# WHAT NEEDS TO BE DONE
Return the lines where the word "주야간보호" occurs.

# MATERIALS PROVIDED
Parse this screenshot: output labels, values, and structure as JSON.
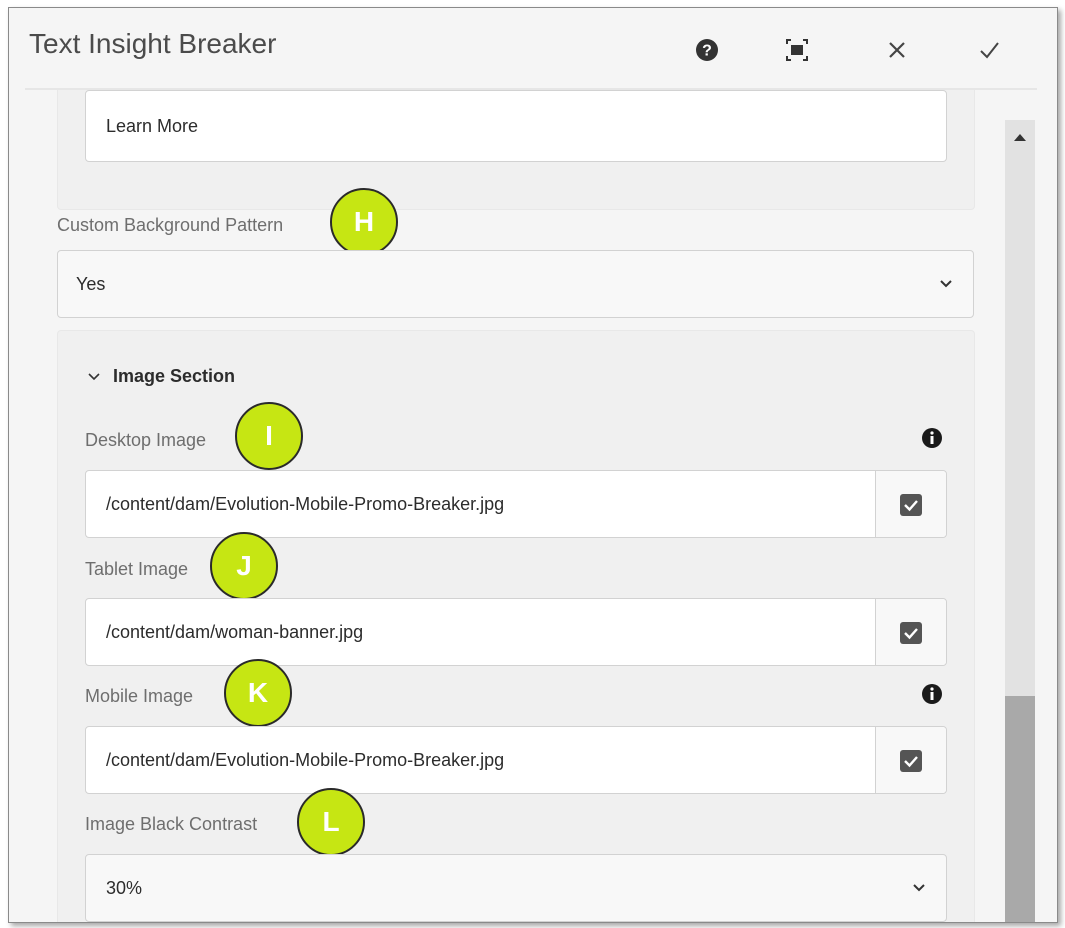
{
  "dialog": {
    "title": "Text Insight Breaker",
    "toolbar": {
      "help_icon": "help-icon",
      "fullscreen_icon": "fullscreen-icon",
      "close_icon": "close-icon",
      "done_icon": "checkmark-icon"
    }
  },
  "form": {
    "learn_more_value": "Learn More",
    "custom_background": {
      "label": "Custom Background Pattern",
      "value": "Yes"
    },
    "image_section": {
      "heading": "Image Section",
      "desktop": {
        "label": "Desktop Image",
        "value": "/content/dam/Evolution-Mobile-Promo-Breaker.jpg"
      },
      "tablet": {
        "label": "Tablet Image",
        "value": "/content/dam/woman-banner.jpg"
      },
      "mobile": {
        "label": "Mobile Image",
        "value": "/content/dam/Evolution-Mobile-Promo-Breaker.jpg"
      },
      "contrast": {
        "label": "Image Black Contrast",
        "value": "30%"
      }
    }
  },
  "badges": {
    "h": "H",
    "i": "I",
    "j": "J",
    "k": "K",
    "l": "L"
  },
  "colors": {
    "badge_fill": "#c6e613",
    "badge_border": "#2a2a2a",
    "dialog_bg": "#f5f5f5"
  }
}
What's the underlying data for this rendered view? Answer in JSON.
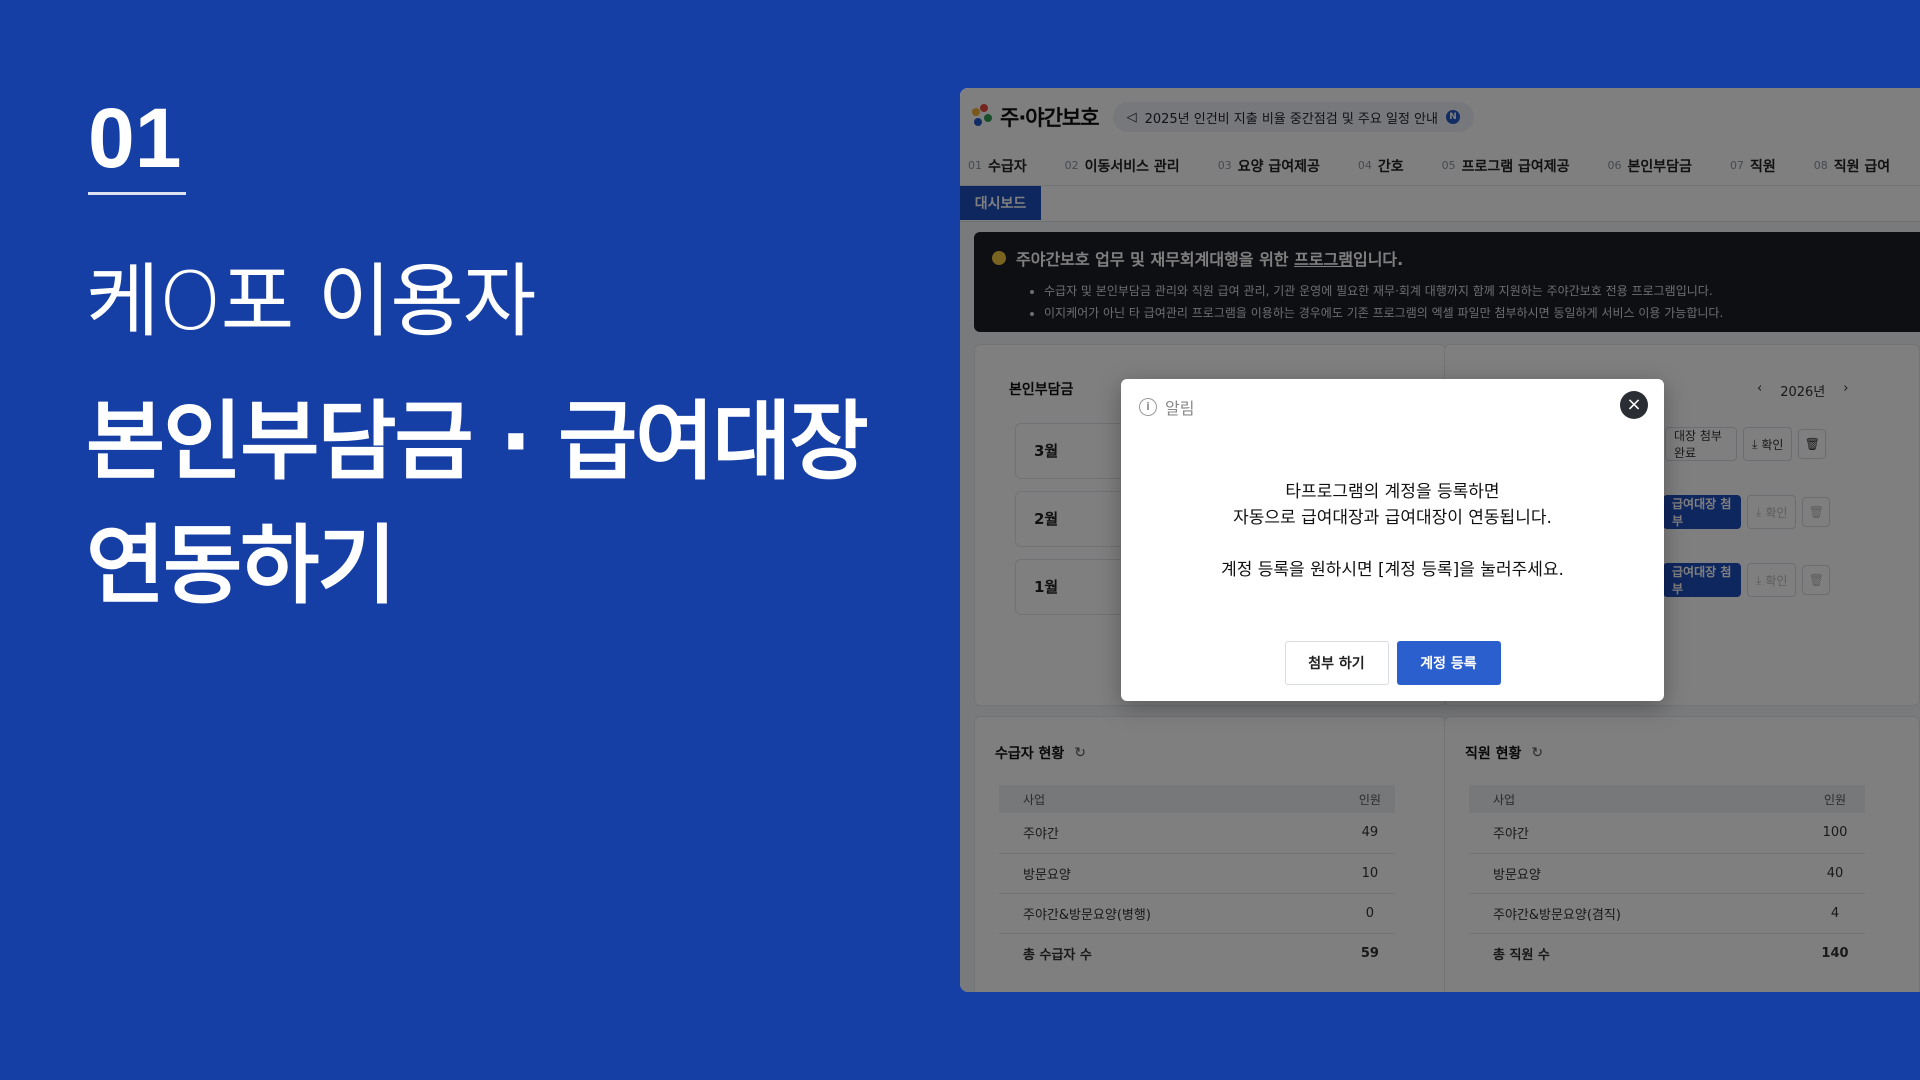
{
  "hero": {
    "number": "01",
    "subtitle": "케O포 이용자",
    "title_line1": "본인부담금 · 급여대장",
    "title_line2": "연동하기"
  },
  "app": {
    "logo": "주·야간보호",
    "notice": "2025년 인건비 지출 비율 중간점검 및 주요 일정 안내",
    "notice_badge": "N",
    "nav": [
      {
        "num": "01",
        "label": "수급자"
      },
      {
        "num": "02",
        "label": "이동서비스 관리"
      },
      {
        "num": "03",
        "label": "요양 급여제공"
      },
      {
        "num": "04",
        "label": "간호"
      },
      {
        "num": "05",
        "label": "프로그램 급여제공"
      },
      {
        "num": "06",
        "label": "본인부담금"
      },
      {
        "num": "07",
        "label": "직원"
      },
      {
        "num": "08",
        "label": "직원 급여"
      }
    ],
    "active_tab": "대시보드",
    "banner": {
      "title_prefix": "주야간보호 업무 및 재무회계대행을 위한 ",
      "title_emph": "프로그램",
      "title_suffix": "입니다.",
      "bullets": [
        "수급자 및 본인부담금 관리와 직원 급여 관리, 기관 운영에 필요한 재무·회계 대행까지 함께 지원하는 주야간보호 전용 프로그램입니다.",
        "이지케어가 아닌 타 급여관리 프로그램을 이용하는 경우에도 기존 프로그램의 엑셀 파일만 첨부하시면 동일하게 서비스 이용 가능합니다."
      ]
    },
    "copay_card": {
      "title": "본인부담금",
      "year": "2026년",
      "months": [
        "3월",
        "2월",
        "1월"
      ],
      "attach_done": "대장 첨부완료",
      "attach_btn": "급여대장 첨부",
      "confirm": "확인"
    },
    "recipients": {
      "title": "수급자 현황",
      "col_biz": "사업",
      "col_count": "인원",
      "rows": [
        {
          "name": "주야간",
          "count": "49"
        },
        {
          "name": "방문요양",
          "count": "10"
        },
        {
          "name": "주야간&방문요양(병행)",
          "count": "0"
        }
      ],
      "total_label": "총 수급자 수",
      "total": "59"
    },
    "staff": {
      "title": "직원 현황",
      "col_biz": "사업",
      "col_count": "인원",
      "rows": [
        {
          "name": "주야간",
          "count": "100"
        },
        {
          "name": "방문요양",
          "count": "40"
        },
        {
          "name": "주야간&방문요양(겸직)",
          "count": "4"
        }
      ],
      "total_label": "총 직원 수",
      "total": "140"
    }
  },
  "modal": {
    "title": "알림",
    "line1": "타프로그램의 계정을 등록하면",
    "line2": "자동으로 급여대장과 급여대장이 연동됩니다.",
    "line3": "계정 등록을 원하시면 [계정 등록]을 눌러주세요.",
    "btn_attach": "첨부 하기",
    "btn_register": "계정 등록"
  },
  "colors": {
    "background": "#163fa6",
    "accent": "#2b5fce",
    "banner": "#1c1f27"
  }
}
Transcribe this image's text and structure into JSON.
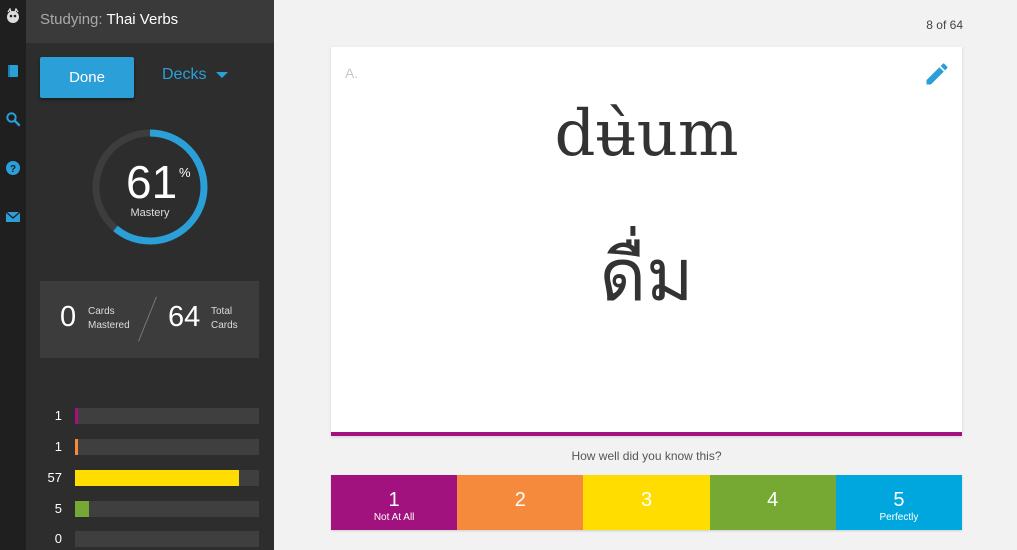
{
  "rail": {
    "icons": [
      "logo-icon",
      "book-icon",
      "search-icon",
      "help-icon",
      "mail-icon"
    ]
  },
  "header": {
    "studying_label": "Studying:",
    "deck_name": "Thai Verbs"
  },
  "sidebar": {
    "done_label": "Done",
    "decks_label": "Decks",
    "mastery": {
      "percent": 61,
      "value": "61",
      "sign": "%",
      "label": "Mastery"
    },
    "stats": {
      "mastered_count": "0",
      "mastered_label_1": "Cards",
      "mastered_label_2": "Mastered",
      "total_count": "64",
      "total_label_1": "Total",
      "total_label_2": "Cards"
    },
    "confidence_bars": [
      {
        "count": "1",
        "fraction": 0.017,
        "color": "#a1127f"
      },
      {
        "count": "1",
        "fraction": 0.017,
        "color": "#f58a3d"
      },
      {
        "count": "57",
        "fraction": 0.89,
        "color": "#ffdd00"
      },
      {
        "count": "5",
        "fraction": 0.078,
        "color": "#76a933"
      },
      {
        "count": "0",
        "fraction": 0,
        "color": "#2a9fd8"
      }
    ]
  },
  "main": {
    "counter": "8 of 64",
    "card": {
      "side_label": "A.",
      "line1": "dʉ̀um",
      "line2": "ดื่ม",
      "accent_color": "#a1127f"
    },
    "question": "How well did you know this?",
    "ratings": [
      {
        "number": "1",
        "label": "Not At All",
        "color": "#a1127f"
      },
      {
        "number": "2",
        "label": "",
        "color": "#f58a3d"
      },
      {
        "number": "3",
        "label": "",
        "color": "#ffdd00"
      },
      {
        "number": "4",
        "label": "",
        "color": "#76a933"
      },
      {
        "number": "5",
        "label": "Perfectly",
        "color": "#00a6de"
      }
    ]
  },
  "colors": {
    "accent": "#2a9fd8",
    "sidebar_bg": "#2d2d2d",
    "rail_bg": "#1f1f1f"
  }
}
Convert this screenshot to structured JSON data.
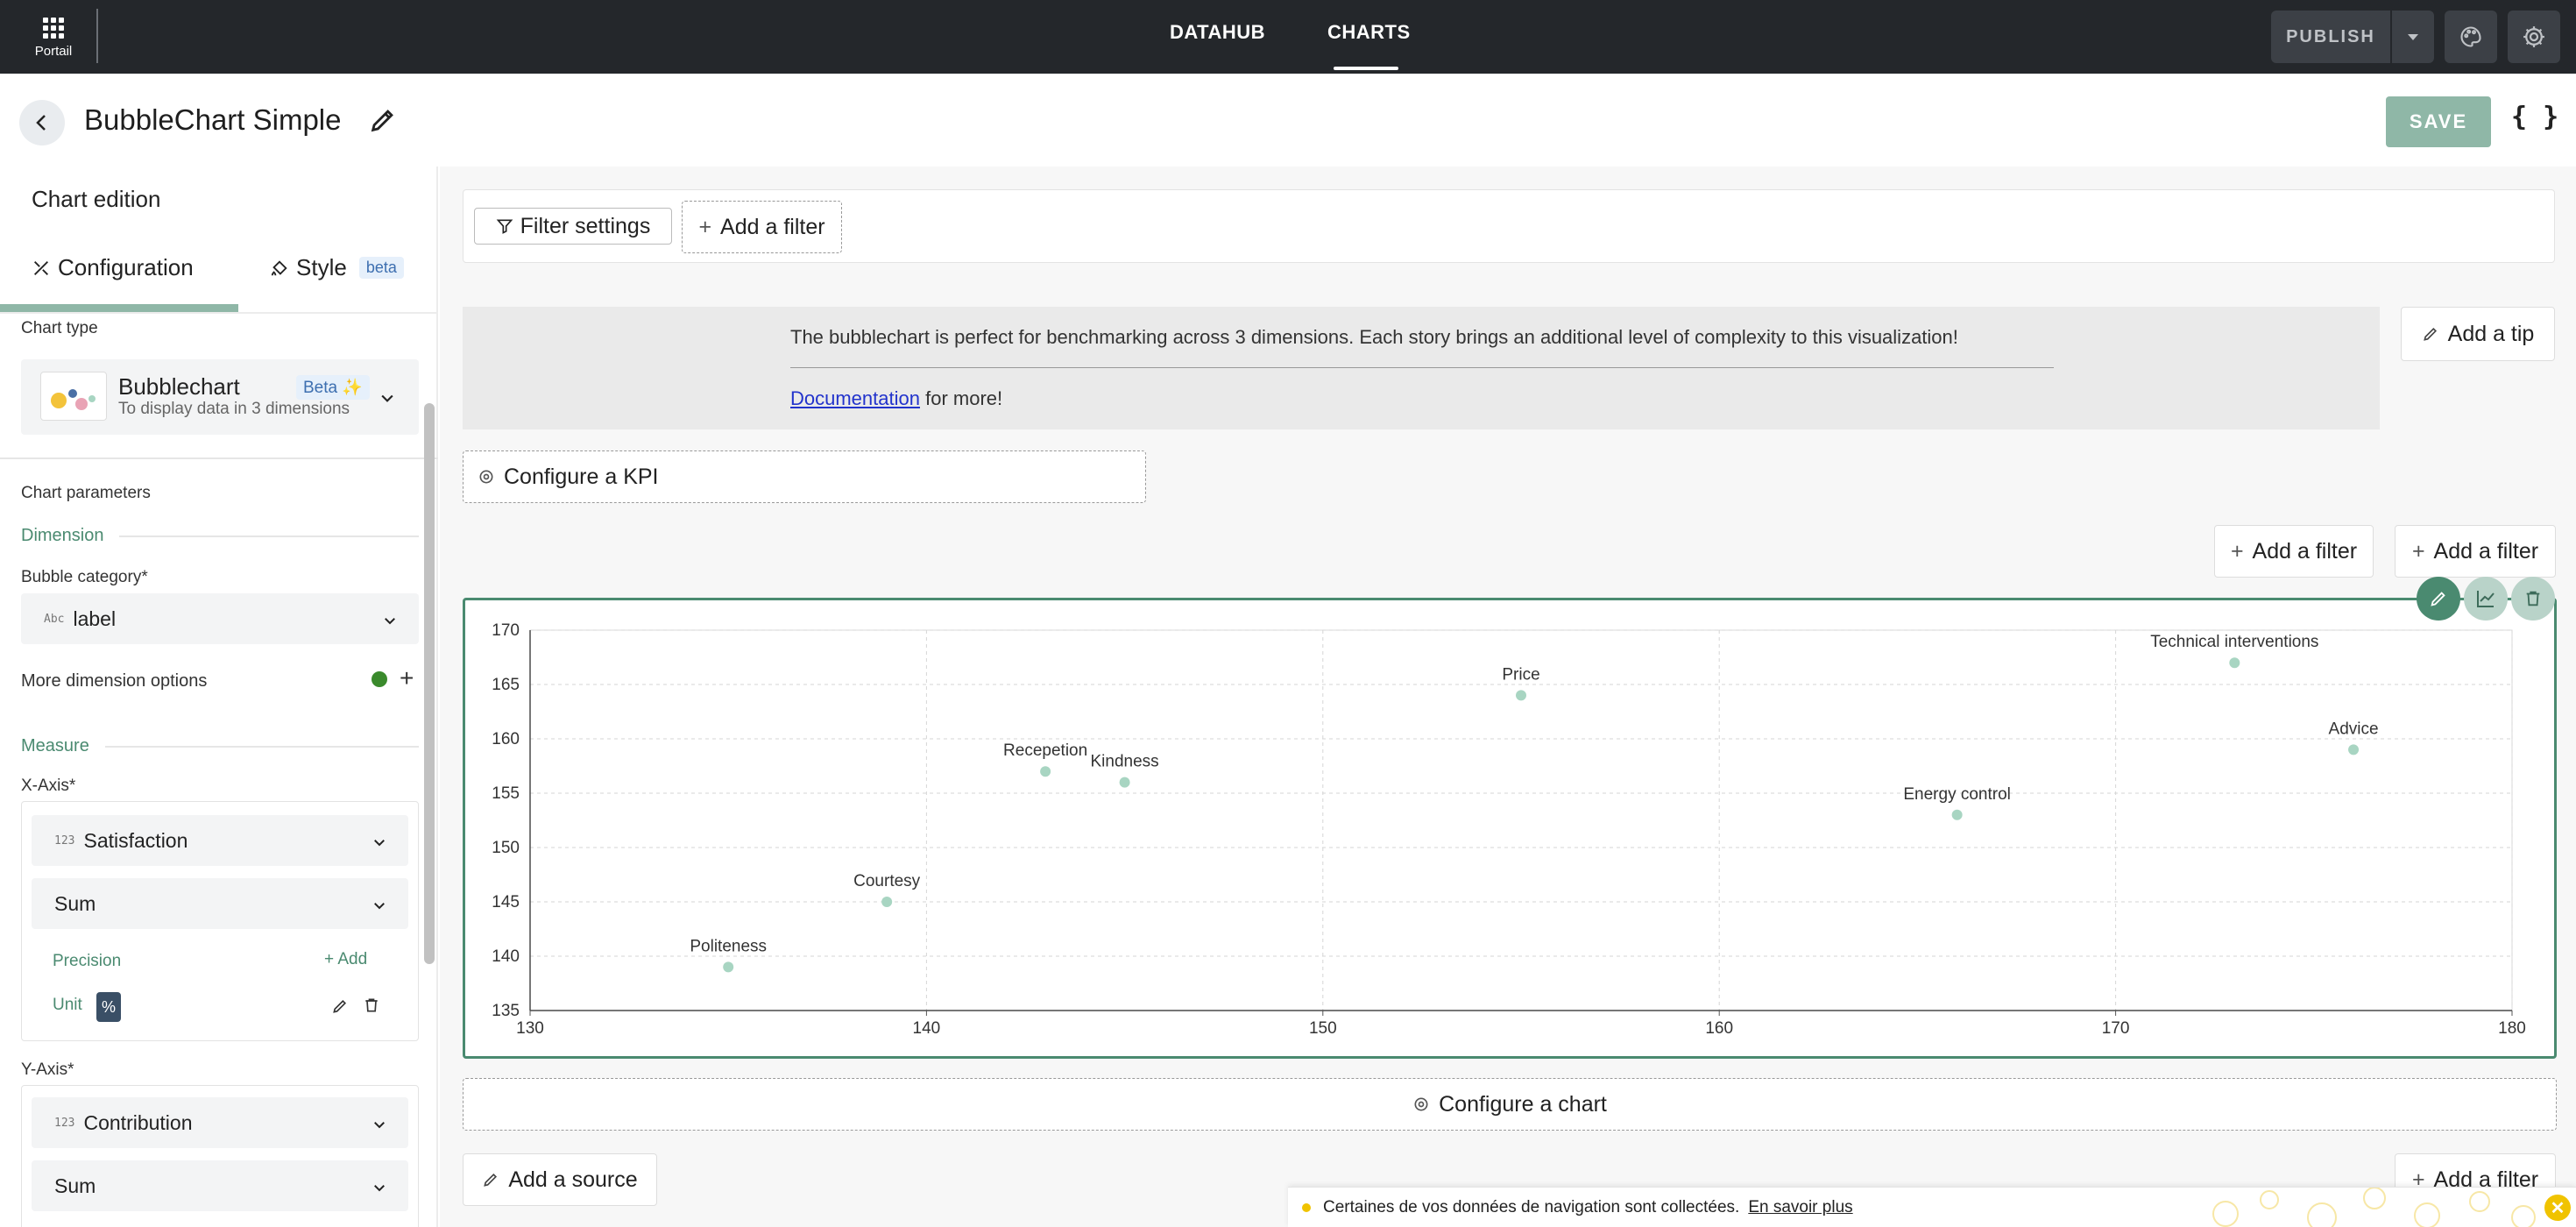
{
  "topbar": {
    "portal_label": "Portail",
    "nav": [
      "DATAHUB",
      "CHARTS"
    ],
    "active_nav": "CHARTS",
    "publish_label": "PUBLISH"
  },
  "header": {
    "title": "BubbleChart Simple",
    "save_label": "SAVE",
    "json_label": "{ }"
  },
  "left_panel": {
    "title": "Chart edition",
    "tabs": {
      "configuration": "Configuration",
      "style": "Style",
      "style_badge": "beta"
    },
    "chart_type": {
      "label": "Chart type",
      "name": "Bubblechart",
      "badge": "Beta ✨",
      "description": "To display data in 3 dimensions"
    },
    "chart_parameters_label": "Chart parameters",
    "dimension_label": "Dimension",
    "bubble_category": {
      "label": "Bubble category*",
      "value": "label",
      "type_icon": "Abc"
    },
    "more_dimension_label": "More dimension options",
    "measure_label": "Measure",
    "x_axis": {
      "label": "X-Axis*",
      "field": "Satisfaction",
      "field_type_icon": "123",
      "aggregation": "Sum",
      "precision_label": "Precision",
      "add_label": "+ Add",
      "unit_label": "Unit",
      "unit_value": "%"
    },
    "y_axis": {
      "label": "Y-Axis*",
      "field": "Contribution",
      "field_type_icon": "123",
      "aggregation": "Sum"
    }
  },
  "main": {
    "filter_settings_label": "Filter settings",
    "add_filter_label": "Add a filter",
    "tip_text": "The bubblechart is perfect for benchmarking across 3 dimensions. Each story brings an additional level of complexity to this visualization!",
    "tip_doc_link": "Documentation",
    "tip_doc_rest": "for more!",
    "add_tip_label": "Add a tip",
    "configure_kpi_label": "Configure a KPI",
    "configure_chart_label": "Configure a chart",
    "add_source_label": "Add a source"
  },
  "cookie": {
    "text": "Certaines de vos données de navigation sont collectées.",
    "link": "En savoir plus"
  },
  "colors": {
    "accent": "#4a8a70",
    "bubble": "#a8d5c2",
    "topbar": "#24272b"
  },
  "chart_data": {
    "type": "scatter",
    "xlim": [
      130,
      180
    ],
    "ylim": [
      135,
      170
    ],
    "xticks": [
      130,
      140,
      150,
      160,
      170,
      180
    ],
    "yticks": [
      135,
      140,
      145,
      150,
      155,
      160,
      165,
      170
    ],
    "grid": true,
    "points": [
      {
        "label": "Politeness",
        "x": 135,
        "y": 139
      },
      {
        "label": "Courtesy",
        "x": 139,
        "y": 145
      },
      {
        "label": "Recepetion",
        "x": 143,
        "y": 157
      },
      {
        "label": "Kindness",
        "x": 145,
        "y": 156
      },
      {
        "label": "Price",
        "x": 155,
        "y": 164
      },
      {
        "label": "Energy control",
        "x": 166,
        "y": 153
      },
      {
        "label": "Technical interventions",
        "x": 173,
        "y": 167
      },
      {
        "label": "Advice",
        "x": 176,
        "y": 159
      }
    ]
  }
}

# WRITTEN ANSWER
      "title_prefix": "주야간보호 업무 및 재무회계대행을 위한 ",
        "수급자 및 본인부담금 관리와 직원 급여 관리, 기관 운영에 필요한 재무·회계 대행까지 함께 지원하는 주야간보호 전용 프로그램입니다.",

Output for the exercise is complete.